Task requirements:
a - Return the passage of the SAS indexing guidelines from "large data file" up to and including "the performance gains.", copied word for word.
b - Answer these questions using the SAS indexing guidelines:
(i) Below what page count should you avoid creating an index on a data file?
(ii) According to the guidelines, what determines the information available from PROC CONTENTS?
(iii) What percentage of all observations do the guidelines give as an example of a small subset?
c - Extend the SAS indexing guidelines beyond their final sentence.

For information about the index file size, issue the CONTENTS procedure (or the

CONTENTS statement in the DATASETS procedure). Note that the available

information from PROC CONTENTS depends on the operating environment.

Guidelines for Creating Indexes

Data File Considerations

• For a small data file, sequential processing is often just as efficient as index

processing. Do not create an index if the data file page count is less than three pages.

It would be faster to access the data sequentially. To see how many pages are in a

data file, use the CONTENTS procedure (or use the CONTENTS statement in the

DATASETS procedure). Note that the information that is available from PROC

CONTENTS depends on the operating environment.

• Consider the cost of an index for a data file that is frequently changed. If you have a

data file that changes often, the overhead associated with updating the index after

each change can outweigh the processing advantages you gain from accessing the

data with an index.

644 Chapter 26 • SAS Data Files

• Create an index when you intend to retrieve a small subset of observations from a

large data file (for example, less than 25% of all observations). When this occurs, the

cost of processing data file pages is lower than the overhead of sequentially reading

the entire data file. The smaller the subset, the larger the performance gains.

Data rows:
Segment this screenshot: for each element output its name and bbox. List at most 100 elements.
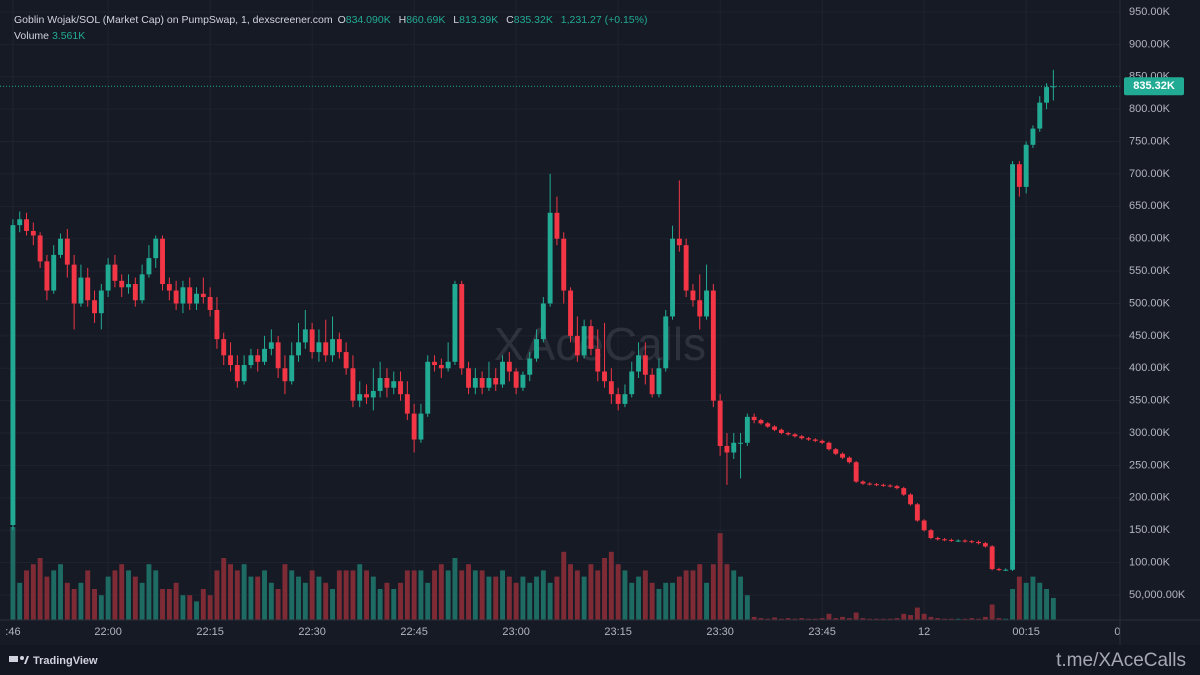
volume-bar <box>887 618 893 620</box>
x-tick-label: 22:15 <box>196 626 224 638</box>
candle-body <box>139 274 145 301</box>
volume-bar <box>30 564 36 620</box>
y-tick-label: 700.00K <box>1129 168 1171 180</box>
x-tick-label: 12 <box>918 626 930 638</box>
candle-body <box>479 377 485 388</box>
candle-body <box>214 309 220 340</box>
high-label: H <box>398 14 407 26</box>
volume-bar <box>234 570 240 620</box>
close-value: 835.32K <box>513 14 553 26</box>
candle-body <box>683 245 689 291</box>
candle-body <box>296 342 301 356</box>
volume-bar <box>785 618 791 620</box>
volume-bar <box>207 595 213 620</box>
candle-body <box>160 238 165 285</box>
volume-bar <box>772 617 777 620</box>
volume-bar <box>343 570 349 620</box>
y-tick-label: 500.00K <box>1129 297 1171 309</box>
candle-body <box>629 371 635 395</box>
volume-bar <box>500 570 505 620</box>
candle-body <box>472 377 478 388</box>
volume-bar <box>901 613 907 620</box>
volume-bar <box>588 564 594 620</box>
x-tick-label: 00:30 <box>1114 626 1142 638</box>
volume-bar <box>228 564 233 620</box>
volume-bar <box>622 570 628 620</box>
candle-body <box>738 442 743 444</box>
candle-body <box>282 368 288 382</box>
volume-bar <box>595 570 601 620</box>
candle-body <box>248 355 254 366</box>
volume-bar <box>833 618 839 620</box>
volume-bar <box>561 551 567 620</box>
volume-bar <box>731 570 737 620</box>
candle-body <box>1010 164 1016 570</box>
candle-body <box>615 394 621 404</box>
volume-bar <box>758 618 764 620</box>
volume-bar <box>296 576 301 620</box>
volume-bar <box>1030 576 1036 620</box>
candle-body <box>200 293 206 298</box>
volume-bar <box>166 589 172 620</box>
candle-body <box>874 484 879 486</box>
candle-body <box>377 377 383 391</box>
candle-body <box>724 446 730 453</box>
x-tick-label: 00:15 <box>1012 626 1040 638</box>
y-tick-label: 550.00K <box>1129 265 1171 277</box>
volume-bar <box>955 618 961 620</box>
volume-bar <box>479 570 485 620</box>
candle-body <box>765 423 771 427</box>
candle-body <box>78 277 84 304</box>
low-value: 813.39K <box>459 14 499 26</box>
volume-bar <box>520 576 526 620</box>
volume-bar <box>792 618 798 620</box>
volume-bar <box>411 570 417 620</box>
candle-body <box>438 365 444 369</box>
x-axis: :46 22:00 22:15 22:30 22:45 23:00 23:15 23:30 23… <box>5 626 1142 638</box>
volume-bar <box>976 618 982 620</box>
candle-body <box>670 238 675 317</box>
legend-row: Goblin Wojak/SOL (Market Cap) on PumpSwa… <box>14 12 652 28</box>
footer-bar <box>0 645 1200 675</box>
candle-body <box>241 365 247 382</box>
volume-bar <box>1044 589 1050 620</box>
candle-body <box>561 238 567 291</box>
y-tick-label: 300.00K <box>1129 427 1171 439</box>
candle-body <box>989 546 995 570</box>
candle-body <box>928 530 934 538</box>
volume-bar <box>867 618 873 620</box>
candle-body <box>690 290 696 301</box>
volume-bar <box>472 570 478 620</box>
volume-bar <box>1003 618 1009 620</box>
candle-body <box>119 280 125 288</box>
y-tick-label: 100.00K <box>1129 557 1171 569</box>
candle-body <box>731 442 737 453</box>
volume-bar <box>139 582 145 620</box>
volume-bar <box>554 576 560 620</box>
candle-body <box>785 433 791 435</box>
volume-bar <box>969 618 975 620</box>
candle-body <box>697 300 703 317</box>
volume-bar <box>330 589 335 620</box>
candle-body <box>364 394 369 398</box>
candle-body <box>98 290 104 314</box>
candle-body <box>622 394 628 404</box>
volume-bar <box>568 564 573 620</box>
volume-bar <box>425 582 431 620</box>
volume-bar <box>744 595 750 620</box>
candle-body <box>812 439 818 441</box>
volume-bar <box>493 576 499 620</box>
brand: TradingView <box>33 655 98 667</box>
volume-bar <box>51 570 57 620</box>
candle-body <box>608 381 614 395</box>
candle-body <box>391 381 397 388</box>
open-label: O <box>337 14 346 26</box>
volume-bar <box>676 576 682 620</box>
volume-bar <box>717 533 723 620</box>
candle-body <box>527 358 533 375</box>
candle-body <box>955 540 961 542</box>
volume-bar <box>608 551 614 620</box>
volume-bar <box>404 570 410 620</box>
legend-row: Volume 3.561K <box>14 28 652 44</box>
candle-body <box>411 413 417 440</box>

Answers to the exercise:
a -
large data file (for example, less than 25% of all observations). When this occurs, the

cost of processing data file pages is lower than the overhead of sequentially reading

the entire data file. The smaller the subset, the larger the performance gains.

b -
(i) Three pages.
(ii) The operating environment.
(iii) Less than 25%.

c -
• To reduce the number of I/Os performed when you create an index, first sort the data

by the key variable. Then to improve performance, maintain the data file in sorted

order by the key variable. This technique reduces the I/Os by grouping like values

together. That is, the more ordered the data file is with respect to the key variable, the

more efficient the use of the index. If the data file has more than one index, sort the

data by the most frequently used key variable.

• An index might not be necessary to optimize a WHERE expression if the data is

sorted appropriately in order to satisfy the condition. To process a WHERE

expression without an index, SAS first checks for the sort indicator that is stored

with the file from a previous SORT procedure. If the sort indicator is appropriate,

SAS stops reading the file once there are no more values that satisfy the WHERE

expression. For example, consider a file that is sorted by Age, without an index. To

process the expression where age le 25, SAS stops reading observations after it

finds an observation that is greater than 25. Note that while SAS can determine when

to stop reading observations, if there is no index, there is no indication where to

begin. Without an index, SAS always begins with the first observation, which can

require reading a lot of observations.

Index Use Considerations

• Keep the number of indexes per data file to a minimum to reduce disk storage and to

reduce update costs.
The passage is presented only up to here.